▶ _MATERIAL FOR THIS TASK_
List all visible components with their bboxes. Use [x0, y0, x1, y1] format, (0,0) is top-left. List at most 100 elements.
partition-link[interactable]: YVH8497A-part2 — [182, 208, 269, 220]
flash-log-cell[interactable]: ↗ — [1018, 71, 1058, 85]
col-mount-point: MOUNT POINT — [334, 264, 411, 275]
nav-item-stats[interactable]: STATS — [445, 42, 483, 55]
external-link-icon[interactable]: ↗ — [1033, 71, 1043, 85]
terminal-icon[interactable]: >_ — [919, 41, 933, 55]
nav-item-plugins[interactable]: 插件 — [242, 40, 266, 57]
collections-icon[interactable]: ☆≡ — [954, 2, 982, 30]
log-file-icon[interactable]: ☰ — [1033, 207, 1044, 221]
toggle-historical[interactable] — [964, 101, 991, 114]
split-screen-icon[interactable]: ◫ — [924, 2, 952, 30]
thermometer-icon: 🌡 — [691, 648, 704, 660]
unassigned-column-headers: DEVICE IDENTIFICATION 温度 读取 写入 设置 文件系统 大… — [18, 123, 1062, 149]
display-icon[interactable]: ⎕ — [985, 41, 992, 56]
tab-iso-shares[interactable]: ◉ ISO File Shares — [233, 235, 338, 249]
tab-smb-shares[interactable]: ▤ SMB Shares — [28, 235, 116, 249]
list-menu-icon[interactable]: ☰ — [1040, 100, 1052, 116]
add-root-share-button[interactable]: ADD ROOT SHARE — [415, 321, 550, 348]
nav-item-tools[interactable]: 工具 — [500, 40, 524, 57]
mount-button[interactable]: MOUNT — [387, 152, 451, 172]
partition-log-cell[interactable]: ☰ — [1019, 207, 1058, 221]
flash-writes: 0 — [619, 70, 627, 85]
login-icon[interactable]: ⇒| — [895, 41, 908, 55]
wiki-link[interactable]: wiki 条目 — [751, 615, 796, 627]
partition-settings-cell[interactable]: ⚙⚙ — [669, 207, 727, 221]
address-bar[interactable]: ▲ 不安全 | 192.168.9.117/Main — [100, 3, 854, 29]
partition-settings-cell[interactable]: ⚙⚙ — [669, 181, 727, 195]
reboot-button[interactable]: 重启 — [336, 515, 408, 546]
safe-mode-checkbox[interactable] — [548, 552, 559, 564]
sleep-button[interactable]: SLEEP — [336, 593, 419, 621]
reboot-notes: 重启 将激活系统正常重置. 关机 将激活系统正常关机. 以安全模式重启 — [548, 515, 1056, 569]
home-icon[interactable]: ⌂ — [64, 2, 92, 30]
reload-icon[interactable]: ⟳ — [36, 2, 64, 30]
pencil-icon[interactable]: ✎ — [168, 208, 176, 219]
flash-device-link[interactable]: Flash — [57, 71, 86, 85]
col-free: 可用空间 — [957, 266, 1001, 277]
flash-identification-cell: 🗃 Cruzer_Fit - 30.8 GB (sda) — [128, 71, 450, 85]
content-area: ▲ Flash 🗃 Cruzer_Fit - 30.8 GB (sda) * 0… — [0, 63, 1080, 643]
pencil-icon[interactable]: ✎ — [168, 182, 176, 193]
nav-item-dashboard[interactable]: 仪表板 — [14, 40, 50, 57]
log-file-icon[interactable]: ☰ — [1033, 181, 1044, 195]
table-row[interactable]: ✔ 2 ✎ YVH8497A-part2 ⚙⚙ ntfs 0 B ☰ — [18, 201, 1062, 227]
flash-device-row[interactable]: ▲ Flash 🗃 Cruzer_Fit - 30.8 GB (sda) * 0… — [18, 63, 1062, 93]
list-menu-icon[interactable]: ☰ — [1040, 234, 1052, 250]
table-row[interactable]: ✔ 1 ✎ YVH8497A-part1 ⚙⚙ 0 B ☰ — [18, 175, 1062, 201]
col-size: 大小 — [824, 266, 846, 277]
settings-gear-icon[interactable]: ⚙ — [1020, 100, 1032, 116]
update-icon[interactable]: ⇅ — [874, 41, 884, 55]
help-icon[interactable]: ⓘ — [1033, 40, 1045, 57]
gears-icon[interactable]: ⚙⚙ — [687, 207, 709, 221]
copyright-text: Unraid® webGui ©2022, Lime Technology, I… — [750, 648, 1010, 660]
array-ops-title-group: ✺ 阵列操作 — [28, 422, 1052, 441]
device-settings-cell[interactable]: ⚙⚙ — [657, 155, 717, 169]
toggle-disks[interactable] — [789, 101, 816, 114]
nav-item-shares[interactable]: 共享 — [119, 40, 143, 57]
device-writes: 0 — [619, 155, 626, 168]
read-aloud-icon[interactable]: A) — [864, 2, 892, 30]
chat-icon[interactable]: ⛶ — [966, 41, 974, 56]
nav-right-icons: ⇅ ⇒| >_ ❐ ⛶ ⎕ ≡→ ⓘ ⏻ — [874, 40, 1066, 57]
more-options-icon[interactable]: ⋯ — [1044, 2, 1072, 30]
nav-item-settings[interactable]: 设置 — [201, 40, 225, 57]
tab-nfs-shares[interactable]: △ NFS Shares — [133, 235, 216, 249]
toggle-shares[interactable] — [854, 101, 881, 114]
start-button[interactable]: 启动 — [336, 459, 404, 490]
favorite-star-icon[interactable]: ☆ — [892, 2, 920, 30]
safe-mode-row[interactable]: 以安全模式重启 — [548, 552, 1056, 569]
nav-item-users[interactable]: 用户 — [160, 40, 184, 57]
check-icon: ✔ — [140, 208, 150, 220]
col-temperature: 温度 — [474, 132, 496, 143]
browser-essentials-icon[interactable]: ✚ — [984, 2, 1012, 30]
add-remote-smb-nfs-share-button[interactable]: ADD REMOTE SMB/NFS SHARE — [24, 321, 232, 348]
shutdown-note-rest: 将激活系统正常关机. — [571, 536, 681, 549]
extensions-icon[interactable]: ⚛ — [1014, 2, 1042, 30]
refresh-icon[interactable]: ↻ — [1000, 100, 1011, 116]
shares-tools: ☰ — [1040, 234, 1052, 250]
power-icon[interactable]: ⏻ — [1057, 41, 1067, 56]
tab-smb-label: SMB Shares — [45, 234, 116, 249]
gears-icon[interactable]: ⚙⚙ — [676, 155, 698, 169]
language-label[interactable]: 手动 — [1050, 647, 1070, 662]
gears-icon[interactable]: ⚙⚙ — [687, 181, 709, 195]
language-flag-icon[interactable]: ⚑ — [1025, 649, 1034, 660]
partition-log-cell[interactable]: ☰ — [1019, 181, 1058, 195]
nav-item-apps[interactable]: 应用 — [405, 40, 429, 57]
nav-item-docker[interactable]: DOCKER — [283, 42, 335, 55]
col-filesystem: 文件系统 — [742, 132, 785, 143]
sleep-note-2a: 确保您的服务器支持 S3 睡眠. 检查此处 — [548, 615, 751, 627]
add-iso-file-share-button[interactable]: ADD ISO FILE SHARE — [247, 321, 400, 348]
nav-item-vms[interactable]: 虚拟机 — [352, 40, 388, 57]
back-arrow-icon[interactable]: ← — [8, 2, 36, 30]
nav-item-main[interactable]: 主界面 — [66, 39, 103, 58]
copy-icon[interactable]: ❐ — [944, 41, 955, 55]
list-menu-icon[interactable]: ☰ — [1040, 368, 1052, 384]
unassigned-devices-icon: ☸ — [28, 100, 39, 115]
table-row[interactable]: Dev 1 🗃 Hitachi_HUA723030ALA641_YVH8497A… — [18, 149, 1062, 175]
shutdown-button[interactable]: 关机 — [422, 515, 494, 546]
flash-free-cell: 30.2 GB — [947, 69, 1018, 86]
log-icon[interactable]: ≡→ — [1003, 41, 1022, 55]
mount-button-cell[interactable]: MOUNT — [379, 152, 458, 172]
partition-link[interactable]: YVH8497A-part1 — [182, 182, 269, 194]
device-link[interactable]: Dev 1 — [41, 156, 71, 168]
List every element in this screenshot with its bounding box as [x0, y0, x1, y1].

* * *

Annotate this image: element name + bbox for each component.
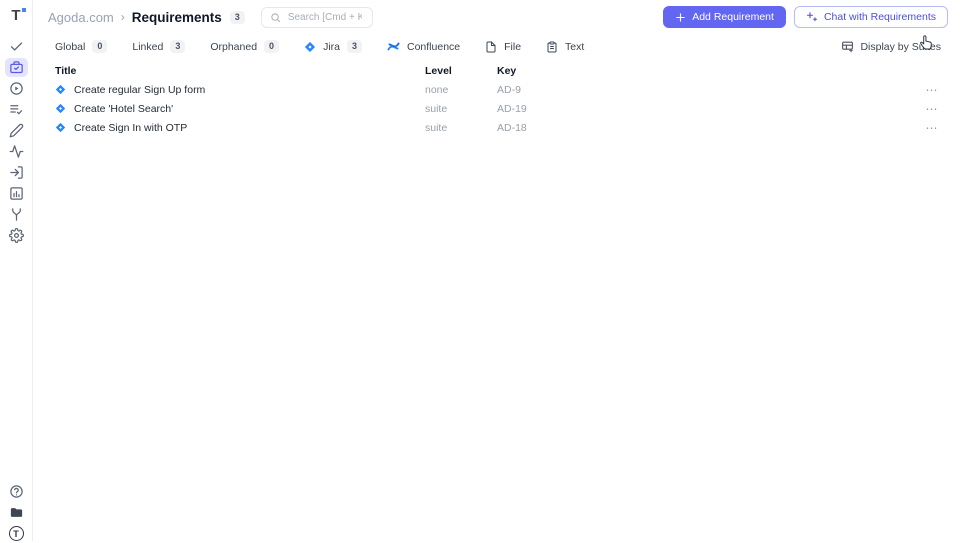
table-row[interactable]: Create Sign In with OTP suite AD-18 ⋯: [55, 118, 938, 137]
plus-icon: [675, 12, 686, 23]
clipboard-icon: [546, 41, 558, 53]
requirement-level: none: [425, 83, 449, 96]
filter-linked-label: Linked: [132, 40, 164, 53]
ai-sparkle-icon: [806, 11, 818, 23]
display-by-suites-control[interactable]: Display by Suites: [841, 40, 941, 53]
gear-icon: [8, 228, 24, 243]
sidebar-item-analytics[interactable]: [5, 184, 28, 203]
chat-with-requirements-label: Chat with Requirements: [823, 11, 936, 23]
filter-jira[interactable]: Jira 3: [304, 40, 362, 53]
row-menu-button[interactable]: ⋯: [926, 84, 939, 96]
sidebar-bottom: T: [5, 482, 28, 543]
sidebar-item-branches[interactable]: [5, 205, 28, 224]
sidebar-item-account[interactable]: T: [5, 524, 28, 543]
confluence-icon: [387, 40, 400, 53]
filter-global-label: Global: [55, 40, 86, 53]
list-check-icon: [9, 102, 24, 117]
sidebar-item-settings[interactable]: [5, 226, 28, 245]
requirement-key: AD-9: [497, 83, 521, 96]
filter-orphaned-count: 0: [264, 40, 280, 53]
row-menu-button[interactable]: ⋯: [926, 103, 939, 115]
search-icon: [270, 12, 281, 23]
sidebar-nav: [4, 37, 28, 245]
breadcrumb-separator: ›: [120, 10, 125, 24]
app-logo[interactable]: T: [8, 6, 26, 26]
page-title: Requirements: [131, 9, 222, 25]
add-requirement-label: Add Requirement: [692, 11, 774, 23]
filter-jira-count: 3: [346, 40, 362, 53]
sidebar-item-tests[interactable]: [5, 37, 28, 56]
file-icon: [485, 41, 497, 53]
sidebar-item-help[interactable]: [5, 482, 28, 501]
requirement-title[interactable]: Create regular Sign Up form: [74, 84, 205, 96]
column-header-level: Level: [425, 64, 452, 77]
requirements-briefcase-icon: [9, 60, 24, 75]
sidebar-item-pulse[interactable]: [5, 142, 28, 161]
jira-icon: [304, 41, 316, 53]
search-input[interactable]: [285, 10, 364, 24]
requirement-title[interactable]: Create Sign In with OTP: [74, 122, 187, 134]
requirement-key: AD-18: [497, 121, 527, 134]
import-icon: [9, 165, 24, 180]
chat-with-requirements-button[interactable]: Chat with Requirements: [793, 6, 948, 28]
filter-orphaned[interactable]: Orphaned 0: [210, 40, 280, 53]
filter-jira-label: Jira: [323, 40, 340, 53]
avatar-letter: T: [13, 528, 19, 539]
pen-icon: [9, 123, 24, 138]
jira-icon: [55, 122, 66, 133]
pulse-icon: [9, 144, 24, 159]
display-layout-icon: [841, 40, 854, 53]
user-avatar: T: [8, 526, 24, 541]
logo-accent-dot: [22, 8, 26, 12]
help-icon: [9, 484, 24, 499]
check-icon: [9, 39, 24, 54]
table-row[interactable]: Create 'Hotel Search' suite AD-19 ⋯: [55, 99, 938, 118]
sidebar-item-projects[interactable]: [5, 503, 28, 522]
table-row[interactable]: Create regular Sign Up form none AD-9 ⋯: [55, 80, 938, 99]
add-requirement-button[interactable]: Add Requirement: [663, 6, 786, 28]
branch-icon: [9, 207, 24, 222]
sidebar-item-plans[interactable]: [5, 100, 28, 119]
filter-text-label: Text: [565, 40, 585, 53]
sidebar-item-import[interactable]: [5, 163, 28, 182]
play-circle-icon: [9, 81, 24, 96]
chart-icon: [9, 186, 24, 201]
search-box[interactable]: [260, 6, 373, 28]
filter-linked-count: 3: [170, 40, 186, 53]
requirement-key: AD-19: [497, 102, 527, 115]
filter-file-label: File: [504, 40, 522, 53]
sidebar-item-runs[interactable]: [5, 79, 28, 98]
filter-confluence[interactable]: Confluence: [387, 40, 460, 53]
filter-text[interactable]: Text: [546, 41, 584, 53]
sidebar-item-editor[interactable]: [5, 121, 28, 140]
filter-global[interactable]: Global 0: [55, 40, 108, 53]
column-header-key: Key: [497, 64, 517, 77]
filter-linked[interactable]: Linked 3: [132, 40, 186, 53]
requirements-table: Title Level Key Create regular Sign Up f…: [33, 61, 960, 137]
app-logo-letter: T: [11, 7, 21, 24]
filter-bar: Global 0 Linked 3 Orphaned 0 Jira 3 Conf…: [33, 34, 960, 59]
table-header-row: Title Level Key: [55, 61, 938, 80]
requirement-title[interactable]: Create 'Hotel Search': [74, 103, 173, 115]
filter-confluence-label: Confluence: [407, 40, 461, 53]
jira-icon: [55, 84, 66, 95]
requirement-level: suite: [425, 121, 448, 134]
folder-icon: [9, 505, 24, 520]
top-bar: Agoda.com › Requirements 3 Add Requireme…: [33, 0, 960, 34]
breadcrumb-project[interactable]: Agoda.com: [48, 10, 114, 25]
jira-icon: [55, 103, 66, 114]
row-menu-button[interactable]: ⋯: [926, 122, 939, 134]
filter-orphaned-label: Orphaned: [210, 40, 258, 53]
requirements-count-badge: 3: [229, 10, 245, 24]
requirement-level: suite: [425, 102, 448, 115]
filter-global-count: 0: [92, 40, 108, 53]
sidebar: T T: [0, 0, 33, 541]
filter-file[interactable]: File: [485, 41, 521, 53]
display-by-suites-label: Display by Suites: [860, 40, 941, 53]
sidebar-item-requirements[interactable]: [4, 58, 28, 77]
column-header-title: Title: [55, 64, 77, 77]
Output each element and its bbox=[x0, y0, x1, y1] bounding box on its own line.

▶ _WRITTEN TASK_
Write out the lines of the material starting at the one that contains "table-row[interactable]: Create Sign" and ending at the one that contains "display-by-suites-control[interactable]: Display by", copying each exactly as it appears.

▶ _EXPECTED OUTPUT_
table-row[interactable]: Create Sign In with OTP suite AD-18 ⋯: [55, 118, 938, 137]
plus-icon: [675, 12, 686, 23]
clipboard-icon: [546, 41, 558, 53]
requirement-level: none: [425, 83, 449, 96]
filter-linked-label: Linked: [132, 40, 164, 53]
ai-sparkle-icon: [806, 11, 818, 23]
display-by-suites-control[interactable]: Display by Suites: [841, 40, 941, 53]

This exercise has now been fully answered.